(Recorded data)
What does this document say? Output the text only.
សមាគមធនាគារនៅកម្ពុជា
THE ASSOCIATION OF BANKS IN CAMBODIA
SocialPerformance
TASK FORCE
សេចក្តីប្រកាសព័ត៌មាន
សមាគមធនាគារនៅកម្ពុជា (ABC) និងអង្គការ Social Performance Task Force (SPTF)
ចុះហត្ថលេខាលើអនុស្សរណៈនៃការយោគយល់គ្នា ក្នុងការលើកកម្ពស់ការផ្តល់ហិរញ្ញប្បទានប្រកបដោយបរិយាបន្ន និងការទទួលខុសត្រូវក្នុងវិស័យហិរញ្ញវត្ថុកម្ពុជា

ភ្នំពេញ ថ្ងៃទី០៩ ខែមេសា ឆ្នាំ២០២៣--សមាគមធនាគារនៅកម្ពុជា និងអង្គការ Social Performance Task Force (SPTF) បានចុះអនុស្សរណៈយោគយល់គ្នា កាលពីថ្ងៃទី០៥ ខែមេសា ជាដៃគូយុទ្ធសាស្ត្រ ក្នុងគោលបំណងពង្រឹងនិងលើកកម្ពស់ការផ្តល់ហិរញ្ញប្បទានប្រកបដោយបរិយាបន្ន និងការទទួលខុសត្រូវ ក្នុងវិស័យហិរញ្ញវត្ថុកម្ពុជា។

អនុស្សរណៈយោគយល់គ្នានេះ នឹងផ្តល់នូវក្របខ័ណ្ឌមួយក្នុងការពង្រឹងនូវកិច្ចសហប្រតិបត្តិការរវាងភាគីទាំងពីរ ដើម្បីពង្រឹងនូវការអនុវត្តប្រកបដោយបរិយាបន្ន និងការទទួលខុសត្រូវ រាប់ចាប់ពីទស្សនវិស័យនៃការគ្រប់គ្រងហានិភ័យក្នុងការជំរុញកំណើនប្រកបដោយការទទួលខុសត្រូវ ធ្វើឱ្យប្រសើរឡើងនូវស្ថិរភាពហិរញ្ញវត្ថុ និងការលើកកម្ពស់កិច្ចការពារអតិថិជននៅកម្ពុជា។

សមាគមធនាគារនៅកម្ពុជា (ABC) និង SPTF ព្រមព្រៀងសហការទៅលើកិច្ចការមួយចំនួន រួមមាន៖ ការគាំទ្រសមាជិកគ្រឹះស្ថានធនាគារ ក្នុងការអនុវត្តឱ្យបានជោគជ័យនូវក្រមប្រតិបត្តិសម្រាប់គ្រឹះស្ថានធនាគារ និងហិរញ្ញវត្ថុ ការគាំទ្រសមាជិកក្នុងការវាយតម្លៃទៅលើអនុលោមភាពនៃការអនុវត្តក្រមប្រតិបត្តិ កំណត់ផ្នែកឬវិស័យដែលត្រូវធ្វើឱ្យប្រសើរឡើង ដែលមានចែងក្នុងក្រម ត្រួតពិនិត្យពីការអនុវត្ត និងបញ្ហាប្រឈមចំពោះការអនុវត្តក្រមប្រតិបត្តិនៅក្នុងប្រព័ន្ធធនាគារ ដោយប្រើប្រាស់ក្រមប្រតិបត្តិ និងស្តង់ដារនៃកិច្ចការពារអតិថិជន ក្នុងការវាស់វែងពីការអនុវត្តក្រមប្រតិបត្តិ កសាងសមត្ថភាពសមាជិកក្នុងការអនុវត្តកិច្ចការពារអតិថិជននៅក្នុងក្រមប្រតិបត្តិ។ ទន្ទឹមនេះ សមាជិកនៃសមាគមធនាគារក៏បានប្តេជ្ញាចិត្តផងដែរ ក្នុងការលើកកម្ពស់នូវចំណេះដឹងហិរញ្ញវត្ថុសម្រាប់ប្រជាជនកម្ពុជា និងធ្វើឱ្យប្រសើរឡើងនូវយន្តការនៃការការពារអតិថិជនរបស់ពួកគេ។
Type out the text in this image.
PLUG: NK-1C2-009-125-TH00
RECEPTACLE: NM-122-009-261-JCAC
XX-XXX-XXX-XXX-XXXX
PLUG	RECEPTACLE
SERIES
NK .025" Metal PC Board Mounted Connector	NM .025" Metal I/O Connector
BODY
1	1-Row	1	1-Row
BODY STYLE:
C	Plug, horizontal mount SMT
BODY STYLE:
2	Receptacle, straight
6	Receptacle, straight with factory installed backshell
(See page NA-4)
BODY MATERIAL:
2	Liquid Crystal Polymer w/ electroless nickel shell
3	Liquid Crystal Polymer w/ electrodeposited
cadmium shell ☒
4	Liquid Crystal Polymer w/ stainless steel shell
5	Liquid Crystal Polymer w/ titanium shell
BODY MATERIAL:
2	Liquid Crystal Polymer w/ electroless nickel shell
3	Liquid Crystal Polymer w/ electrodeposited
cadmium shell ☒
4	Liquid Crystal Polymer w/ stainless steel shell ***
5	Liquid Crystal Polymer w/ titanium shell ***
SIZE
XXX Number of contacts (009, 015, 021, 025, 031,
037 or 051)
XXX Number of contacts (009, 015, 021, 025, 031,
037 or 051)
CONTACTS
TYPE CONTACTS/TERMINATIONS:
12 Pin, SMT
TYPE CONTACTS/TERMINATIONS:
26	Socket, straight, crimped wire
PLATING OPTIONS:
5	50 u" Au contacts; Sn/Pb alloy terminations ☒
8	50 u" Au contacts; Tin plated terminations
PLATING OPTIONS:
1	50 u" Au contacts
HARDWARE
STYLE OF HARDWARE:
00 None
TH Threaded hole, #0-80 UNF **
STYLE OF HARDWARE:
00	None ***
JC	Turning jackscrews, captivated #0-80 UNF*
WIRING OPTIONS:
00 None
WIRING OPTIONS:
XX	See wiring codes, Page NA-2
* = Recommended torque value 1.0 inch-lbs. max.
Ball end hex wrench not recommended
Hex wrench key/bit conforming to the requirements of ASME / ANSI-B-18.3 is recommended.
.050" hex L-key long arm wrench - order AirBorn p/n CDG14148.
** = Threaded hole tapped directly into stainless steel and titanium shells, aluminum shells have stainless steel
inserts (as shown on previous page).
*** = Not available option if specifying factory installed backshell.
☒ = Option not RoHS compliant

● WORK TO COMPLETE
Reproduce the entries above in full by retyping them exactly.

● RESULT
What does this document say? Output the text only.
សមាគមធនាគារនៅកម្ពុជា
THE ASSOCIATION OF BANKS IN CAMBODIA
SocialPerformance
TASK FORCE
សេចក្តីប្រកាសព័ត៌មាន
សមាគមធនាគារនៅកម្ពុជា (ABC) និងអង្គការ Social Performance Task Force (SPTF)
ចុះហត្ថលេខាលើអនុស្សរណៈនៃការយោគយល់គ្នា ក្នុងការលើកកម្ពស់ការផ្តល់ហិរញ្ញប្បទានប្រកបដោយបរិយាបន្ន និងការទទួលខុសត្រូវក្នុងវិស័យហិរញ្ញវត្ថុកម្ពុជា

ភ្នំពេញ ថ្ងៃទី០៩ ខែមេសា ឆ្នាំ២០២៣--សមាគមធនាគារនៅកម្ពុជា និងអង្គការ Social Performance Task Force (SPTF) បានចុះអនុស្សរណៈយោគយល់គ្នា កាលពីថ្ងៃទី០៥ ខែមេសា ជាដៃគូយុទ្ធសាស្ត្រ ក្នុងគោលបំណងពង្រឹងនិងលើកកម្ពស់ការផ្តល់ហិរញ្ញប្បទានប្រកបដោយបរិយាបន្ន និងការទទួលខុសត្រូវ ក្នុងវិស័យហិរញ្ញវត្ថុកម្ពុជា។

អនុស្សរណៈយោគយល់គ្នានេះ នឹងផ្តល់នូវក្របខ័ណ្ឌមួយក្នុងការពង្រឹងនូវកិច្ចសហប្រតិបត្តិការរវាងភាគីទាំងពីរ ដើម្បីពង្រឹងនូវការអនុវត្តប្រកបដោយបរិយាបន្ន និងការទទួលខុសត្រូវ រាប់ចាប់ពីទស្សនវិស័យនៃការគ្រប់គ្រងហានិភ័យក្នុងការជំរុញកំណើនប្រកបដោយការទទួលខុសត្រូវ ធ្វើឱ្យប្រសើរឡើងនូវស្ថិរភាពហិរញ្ញវត្ថុ និងការលើកកម្ពស់កិច្ចការពារអតិថិជននៅកម្ពុជា។

សមាគមធនាគារនៅកម្ពុជា (ABC) និង SPTF ព្រមព្រៀងសហការទៅលើកិច្ចការមួយចំនួន រួមមាន៖ ការគាំទ្រសមាជិកគ្រឹះស្ថានធនាគារ ក្នុងការអនុវត្តឱ្យបានជោគជ័យនូវក្រមប្រតិបត្តិសម្រាប់គ្រឹះស្ថានធនាគារ និងហិរញ្ញវត្ថុ ការគាំទ្រសមាជិកក្នុងការវាយតម្លៃទៅលើអនុលោមភាពនៃការអនុវត្តក្រមប្រតិបត្តិ កំណត់ផ្នែកឬវិស័យដែលត្រូវធ្វើឱ្យប្រសើរឡើង ដែលមានចែងក្នុងក្រម ត្រួតពិនិត្យពីការអនុវត្ត និងបញ្ហាប្រឈមចំពោះការអនុវត្តក្រមប្រតិបត្តិនៅក្នុងប្រព័ន្ធធនាគារ ដោយប្រើប្រាស់ក្រមប្រតិបត្តិ និងស្តង់ដារនៃកិច្ចការពារអតិថិជន ក្នុងការវាស់វែងពីការអនុវត្តក្រមប្រតិបត្តិ កសាងសមត្ថភាពសមាជិកក្នុងការអនុវត្តកិច្ចការពារអតិថិជននៅក្នុងក្រមប្រតិបត្តិ។ ទន្ទឹមនេះ សមាជិកនៃសមាគមធនាគារក៏បានប្តេជ្ញាចិត្តផងដែរ ក្នុងការលើកកម្ពស់នូវចំណេះដឹងហិរញ្ញវត្ថុសម្រាប់ប្រជាជនកម្ពុជា និងធ្វើឱ្យប្រសើរឡើងនូវយន្តការនៃការការពារអតិថិជនរបស់ពួកគេ។
Type out the text in this image.
PLUG: NK-1C2-009-125-TH00
RECEPTACLE: NM-122-009-261-JCAC
XX-XXX-XXX-XXX-XXXX
PLUG	RECEPTACLE
SERIES
NK .025" Metal PC Board Mounted Connector	NM .025" Metal I/O Connector
BODY
1	1-Row	1	1-Row
BODY STYLE:
C	Plug, horizontal mount SMT
BODY STYLE:
2	Receptacle, straight
6	Receptacle, straight with factory installed backshell
(See page NA-4)
BODY MATERIAL:
2	Liquid Crystal Polymer w/ electroless nickel shell
3	Liquid Crystal Polymer w/ electrodeposited
cadmium shell ☒
4	Liquid Crystal Polymer w/ stainless steel shell
5	Liquid Crystal Polymer w/ titanium shell
BODY MATERIAL:
2	Liquid Crystal Polymer w/ electroless nickel shell
3	Liquid Crystal Polymer w/ electrodeposited
cadmium shell ☒
4	Liquid Crystal Polymer w/ stainless steel shell ***
5	Liquid Crystal Polymer w/ titanium shell ***
SIZE
XXX Number of contacts (009, 015, 021, 025, 031,
037 or 051)
XXX Number of contacts (009, 015, 021, 025, 031,
037 or 051)
CONTACTS
TYPE CONTACTS/TERMINATIONS:
12 Pin, SMT
TYPE CONTACTS/TERMINATIONS:
26	Socket, straight, crimped wire
PLATING OPTIONS:
5	50 u" Au contacts; Sn/Pb alloy terminations ☒
8	50 u" Au contacts; Tin plated terminations
PLATING OPTIONS:
1	50 u" Au contacts
HARDWARE
STYLE OF HARDWARE:
00 None
TH Threaded hole, #0-80 UNF **
STYLE OF HARDWARE:
00	None ***
JC	Turning jackscrews, captivated #0-80 UNF*
WIRING OPTIONS:
00 None
WIRING OPTIONS:
XX	See wiring codes, Page NA-2
* = Recommended torque value 1.0 inch-lbs. max.
Ball end hex wrench not recommended
Hex wrench key/bit conforming to the requirements of ASME / ANSI-B-18.3 is recommended.
.050" hex L-key long arm wrench - order AirBorn p/n CDG14148.
** = Threaded hole tapped directly into stainless steel and titanium shells, aluminum shells have stainless steel
inserts (as shown on previous page).
*** = Not available option if specifying factory installed backshell.
☒ = Option not RoHS compliant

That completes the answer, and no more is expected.